[Problem requirements] Go through the data below. List every line that holds the word "screenshot".

┏━━

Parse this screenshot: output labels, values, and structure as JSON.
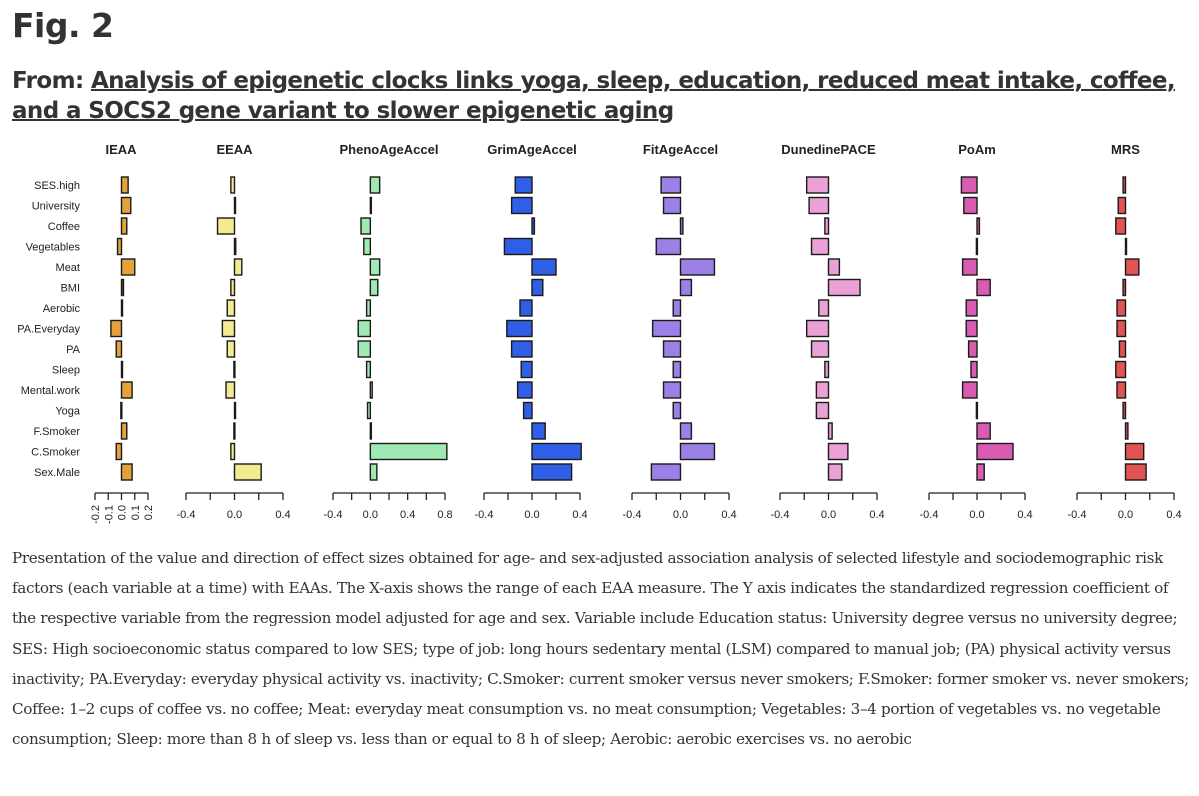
{
  "header": {
    "fig_label": "Fig. 2",
    "from_prefix": "From: ",
    "article_title": "Analysis of epigenetic clocks links yoga, sleep, education, reduced meat intake, coffee, and a SOCS2 gene variant to slower epigenetic aging"
  },
  "caption": "Presentation of the value and direction of effect sizes obtained for age- and sex-adjusted association analysis of selected lifestyle and sociodemographic risk factors (each variable at a time) with EAAs. The X-axis shows the range of each EAA measure. The Y axis indicates the standardized regression coefficient of the respective variable from the regression model adjusted for age and sex. Variable include Education status: University degree versus no university degree; SES: High socioeconomic status compared to low SES; type of job: long hours sedentary mental (LSM) compared to manual job; (PA) physical activity versus inactivity; PA.Everyday: everyday physical activity vs. inactivity; C.Smoker: current smoker versus never smokers; F.Smoker: former smoker vs. never smokers; Coffee: 1–2 cups of coffee vs. no coffee; Meat: everyday meat consumption vs. no meat consumption; Vegetables: 3–4 portion of vegetables vs. no vegetable consumption; Sleep: more than 8 h of sleep vs. less than or equal to 8 h of sleep; Aerobic: aerobic exercises vs. no aerobic",
  "chart_data": {
    "type": "bar",
    "orientation": "horizontal",
    "title": "",
    "xlabel": "",
    "ylabel": "",
    "grid": false,
    "legend": "none",
    "categories": [
      "SES.high",
      "University",
      "Coffee",
      "Vegetables",
      "Meat",
      "BMI",
      "Aerobic",
      "PA.Everyday",
      "PA",
      "Sleep",
      "Mental.work",
      "Yoga",
      "F.Smoker",
      "C.Smoker",
      "Sex.Male"
    ],
    "panels": [
      {
        "name": "IEAA",
        "color": "#e5a23a",
        "xlim": [
          -0.2,
          0.2
        ],
        "ticks": [
          -0.2,
          -0.1,
          0.0,
          0.1,
          0.2
        ],
        "tick_labels": [
          "-0.2",
          "-0.1",
          "0.0",
          "0.1",
          "0.2"
        ],
        "rotated_ticks": true,
        "values": [
          0.05,
          0.07,
          0.04,
          -0.03,
          0.1,
          0.015,
          0.0,
          -0.08,
          -0.04,
          0.005,
          0.08,
          -0.005,
          0.04,
          -0.04,
          0.08
        ]
      },
      {
        "name": "EEAA",
        "color": "#f3eb8f",
        "xlim": [
          -0.4,
          0.4
        ],
        "ticks": [
          -0.4,
          -0.2,
          0.0,
          0.2,
          0.4
        ],
        "tick_labels": [
          "-0.4",
          "",
          "0.0",
          "",
          "0.4"
        ],
        "rotated_ticks": false,
        "values": [
          -0.03,
          0.0,
          -0.14,
          0.01,
          0.06,
          -0.03,
          -0.06,
          -0.1,
          -0.06,
          -0.005,
          -0.07,
          0.0,
          -0.005,
          -0.03,
          0.22
        ]
      },
      {
        "name": "PhenoAgeAccel",
        "color": "#9eeab2",
        "xlim": [
          -0.4,
          0.8
        ],
        "ticks": [
          -0.4,
          -0.2,
          0.0,
          0.2,
          0.4,
          0.6,
          0.8
        ],
        "tick_labels": [
          "-0.4",
          "",
          "0.0",
          "",
          "0.4",
          "",
          "0.8"
        ],
        "rotated_ticks": false,
        "values": [
          0.1,
          0.0,
          -0.1,
          -0.07,
          0.1,
          0.08,
          -0.04,
          -0.13,
          -0.13,
          -0.04,
          0.02,
          -0.03,
          0.005,
          0.82,
          0.07
        ]
      },
      {
        "name": "GrimAgeAccel",
        "color": "#2e5fe6",
        "xlim": [
          -0.4,
          0.4
        ],
        "ticks": [
          -0.4,
          -0.2,
          0.0,
          0.2,
          0.4
        ],
        "tick_labels": [
          "-0.4",
          "",
          "0.0",
          "",
          "0.4"
        ],
        "rotated_ticks": false,
        "values": [
          -0.14,
          -0.17,
          0.02,
          -0.23,
          0.2,
          0.09,
          -0.1,
          -0.21,
          -0.17,
          -0.09,
          -0.12,
          -0.07,
          0.11,
          0.41,
          0.33
        ]
      },
      {
        "name": "FitAgeAccel",
        "color": "#9b80e8",
        "xlim": [
          -0.4,
          0.4
        ],
        "ticks": [
          -0.4,
          -0.2,
          0.0,
          0.2,
          0.4
        ],
        "tick_labels": [
          "-0.4",
          "",
          "0.0",
          "",
          "0.4"
        ],
        "rotated_ticks": false,
        "values": [
          -0.16,
          -0.14,
          0.02,
          -0.2,
          0.28,
          0.09,
          -0.06,
          -0.23,
          -0.14,
          -0.06,
          -0.14,
          -0.06,
          0.09,
          0.28,
          -0.24
        ]
      },
      {
        "name": "DunedinePACE",
        "color": "#eaa1d6",
        "xlim": [
          -0.4,
          0.4
        ],
        "ticks": [
          -0.4,
          -0.2,
          0.0,
          0.2,
          0.4
        ],
        "tick_labels": [
          "-0.4",
          "",
          "0.0",
          "",
          "0.4"
        ],
        "rotated_ticks": false,
        "values": [
          -0.18,
          -0.16,
          -0.03,
          -0.14,
          0.09,
          0.26,
          -0.08,
          -0.18,
          -0.14,
          -0.03,
          -0.1,
          -0.1,
          0.03,
          0.16,
          0.11
        ]
      },
      {
        "name": "PoAm",
        "color": "#d95bb2",
        "xlim": [
          -0.4,
          0.4
        ],
        "ticks": [
          -0.4,
          -0.2,
          0.0,
          0.2,
          0.4
        ],
        "tick_labels": [
          "-0.4",
          "",
          "0.0",
          "",
          "0.4"
        ],
        "rotated_ticks": false,
        "values": [
          -0.13,
          -0.11,
          0.02,
          -0.005,
          -0.12,
          0.11,
          -0.09,
          -0.09,
          -0.07,
          -0.05,
          -0.12,
          -0.005,
          0.11,
          0.3,
          0.06
        ]
      },
      {
        "name": "MRS",
        "color": "#e05454",
        "xlim": [
          -0.4,
          0.4
        ],
        "ticks": [
          -0.4,
          -0.2,
          0.0,
          0.2,
          0.4
        ],
        "tick_labels": [
          "-0.4",
          "",
          "0.0",
          "",
          "0.4"
        ],
        "rotated_ticks": false,
        "values": [
          -0.02,
          -0.06,
          -0.08,
          0.0,
          0.11,
          -0.02,
          -0.07,
          -0.07,
          -0.05,
          -0.08,
          -0.07,
          -0.02,
          0.02,
          0.15,
          0.17
        ]
      }
    ]
  }
}
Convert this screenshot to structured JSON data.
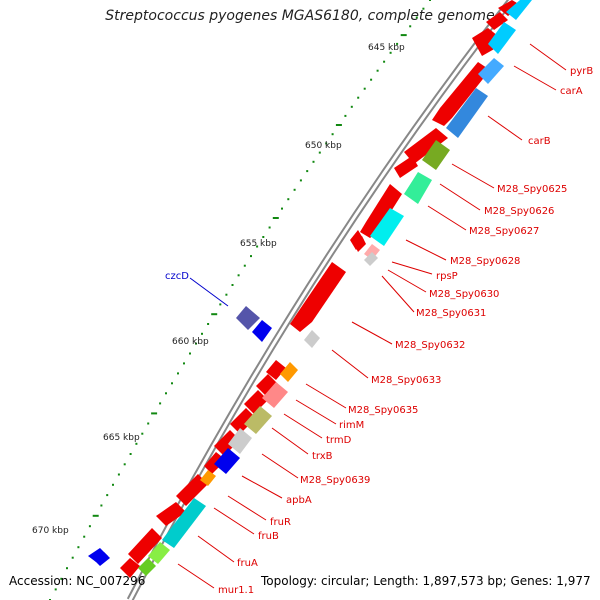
{
  "title": "Streptococcus pyogenes MGAS6180, complete genome",
  "footer": {
    "accession": "Accession: NC_007296",
    "stats": "Topology: circular; Length: 1,897,573 bp; Genes: 1,977"
  },
  "scale_labels": [
    "645 kbp",
    "650 kbp",
    "655 kbp",
    "660 kbp",
    "665 kbp",
    "670 kbp"
  ],
  "genes": [
    {
      "name": "pyrB",
      "color": "#dd0000"
    },
    {
      "name": "carA",
      "color": "#dd0000"
    },
    {
      "name": "carB",
      "color": "#dd0000"
    },
    {
      "name": "M28_Spy0625",
      "color": "#dd0000"
    },
    {
      "name": "M28_Spy0626",
      "color": "#dd0000"
    },
    {
      "name": "M28_Spy0627",
      "color": "#dd0000"
    },
    {
      "name": "M28_Spy0628",
      "color": "#dd0000"
    },
    {
      "name": "rpsP",
      "color": "#dd0000"
    },
    {
      "name": "M28_Spy0630",
      "color": "#dd0000"
    },
    {
      "name": "M28_Spy0631",
      "color": "#dd0000"
    },
    {
      "name": "czcD",
      "color": "#0000cc"
    },
    {
      "name": "M28_Spy0632",
      "color": "#dd0000"
    },
    {
      "name": "M28_Spy0633",
      "color": "#dd0000"
    },
    {
      "name": "M28_Spy0635",
      "color": "#dd0000"
    },
    {
      "name": "rimM",
      "color": "#dd0000"
    },
    {
      "name": "trmD",
      "color": "#dd0000"
    },
    {
      "name": "trxB",
      "color": "#dd0000"
    },
    {
      "name": "M28_Spy0639",
      "color": "#dd0000"
    },
    {
      "name": "apbA",
      "color": "#dd0000"
    },
    {
      "name": "fruR",
      "color": "#dd0000"
    },
    {
      "name": "fruB",
      "color": "#dd0000"
    },
    {
      "name": "fruA",
      "color": "#dd0000"
    },
    {
      "name": "mur1.1",
      "color": "#dd0000"
    }
  ],
  "colors": {
    "backbone": "#888888",
    "forward_gene": "#ee0000",
    "reverse_gene": "#0033ee",
    "tick": "#118811",
    "label_red": "#dd0000",
    "label_blue": "#0000cc"
  }
}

┗━━

[Finished exercise]
Parse this screenshot: output labels, values, and structure as JSON.
Convert this screenshot to structured JSON data.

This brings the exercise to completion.